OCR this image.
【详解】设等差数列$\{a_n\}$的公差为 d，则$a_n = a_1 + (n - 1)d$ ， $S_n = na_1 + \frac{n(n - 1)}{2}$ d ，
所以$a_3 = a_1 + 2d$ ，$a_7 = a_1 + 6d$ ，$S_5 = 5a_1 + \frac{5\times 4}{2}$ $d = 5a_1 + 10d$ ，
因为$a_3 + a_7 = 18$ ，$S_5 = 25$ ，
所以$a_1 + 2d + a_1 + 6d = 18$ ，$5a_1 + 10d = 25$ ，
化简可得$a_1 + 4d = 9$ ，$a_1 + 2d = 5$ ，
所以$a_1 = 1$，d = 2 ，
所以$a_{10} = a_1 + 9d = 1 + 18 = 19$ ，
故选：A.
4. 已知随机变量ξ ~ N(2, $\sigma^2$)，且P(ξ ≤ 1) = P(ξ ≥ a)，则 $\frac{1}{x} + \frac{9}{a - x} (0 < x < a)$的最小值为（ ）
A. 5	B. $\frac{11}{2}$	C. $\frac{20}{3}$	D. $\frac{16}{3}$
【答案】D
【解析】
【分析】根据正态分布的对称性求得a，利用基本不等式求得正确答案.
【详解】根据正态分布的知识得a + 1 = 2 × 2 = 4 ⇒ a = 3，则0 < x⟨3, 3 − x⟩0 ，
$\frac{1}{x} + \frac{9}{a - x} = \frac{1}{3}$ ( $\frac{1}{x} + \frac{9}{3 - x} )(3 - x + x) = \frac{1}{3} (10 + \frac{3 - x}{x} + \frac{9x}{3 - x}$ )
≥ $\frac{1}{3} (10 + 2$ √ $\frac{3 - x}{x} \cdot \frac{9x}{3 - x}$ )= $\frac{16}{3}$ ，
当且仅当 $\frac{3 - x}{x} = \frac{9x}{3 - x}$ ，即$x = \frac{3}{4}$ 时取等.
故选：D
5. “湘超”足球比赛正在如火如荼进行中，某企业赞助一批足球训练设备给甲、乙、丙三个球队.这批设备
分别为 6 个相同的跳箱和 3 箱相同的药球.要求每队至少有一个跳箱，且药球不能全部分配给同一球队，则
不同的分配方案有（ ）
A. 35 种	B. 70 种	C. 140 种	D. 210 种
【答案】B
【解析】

__________________________________________________

■ TASK OBJECTIVE ■
Reproduce the full set of records precisely.

■ CORRECT RESULT ■
OCR this image.
【详解】设等差数列$\{a_n\}$的公差为 d，则$a_n = a_1 + (n - 1)d$ ， $S_n = na_1 + \frac{n(n - 1)}{2}$ d ，
所以$a_3 = a_1 + 2d$ ，$a_7 = a_1 + 6d$ ，$S_5 = 5a_1 + \frac{5\times 4}{2}$ $d = 5a_1 + 10d$ ，
因为$a_3 + a_7 = 18$ ，$S_5 = 25$ ，
所以$a_1 + 2d + a_1 + 6d = 18$ ，$5a_1 + 10d = 25$ ，
化简可得$a_1 + 4d = 9$ ，$a_1 + 2d = 5$ ，
所以$a_1 = 1$，d = 2 ，
所以$a_{10} = a_1 + 9d = 1 + 18 = 19$ ，
故选：A.
4. 已知随机变量ξ ~ N(2, $\sigma^2$)，且P(ξ ≤ 1) = P(ξ ≥ a)，则 $\frac{1}{x} + \frac{9}{a - x} (0 < x < a)$的最小值为（ ）
A. 5	B. $\frac{11}{2}$	C. $\frac{20}{3}$	D. $\frac{16}{3}$
【答案】D
【解析】
【分析】根据正态分布的对称性求得a，利用基本不等式求得正确答案.
【详解】根据正态分布的知识得a + 1 = 2 × 2 = 4 ⇒ a = 3，则0 < x⟨3, 3 − x⟩0 ，
$\frac{1}{x} + \frac{9}{a - x} = \frac{1}{3}$ ( $\frac{1}{x} + \frac{9}{3 - x} )(3 - x + x) = \frac{1}{3} (10 + \frac{3 - x}{x} + \frac{9x}{3 - x}$ )
≥ $\frac{1}{3} (10 + 2$ √ $\frac{3 - x}{x} \cdot \frac{9x}{3 - x}$ )= $\frac{16}{3}$ ，
当且仅当 $\frac{3 - x}{x} = \frac{9x}{3 - x}$ ，即$x = \frac{3}{4}$ 时取等.
故选：D
5. “湘超”足球比赛正在如火如荼进行中，某企业赞助一批足球训练设备给甲、乙、丙三个球队.这批设备
分别为 6 个相同的跳箱和 3 箱相同的药球.要求每队至少有一个跳箱，且药球不能全部分配给同一球队，则
不同的分配方案有（ ）
A. 35 种	B. 70 种	C. 140 种	D. 210 种
【答案】B
【解析】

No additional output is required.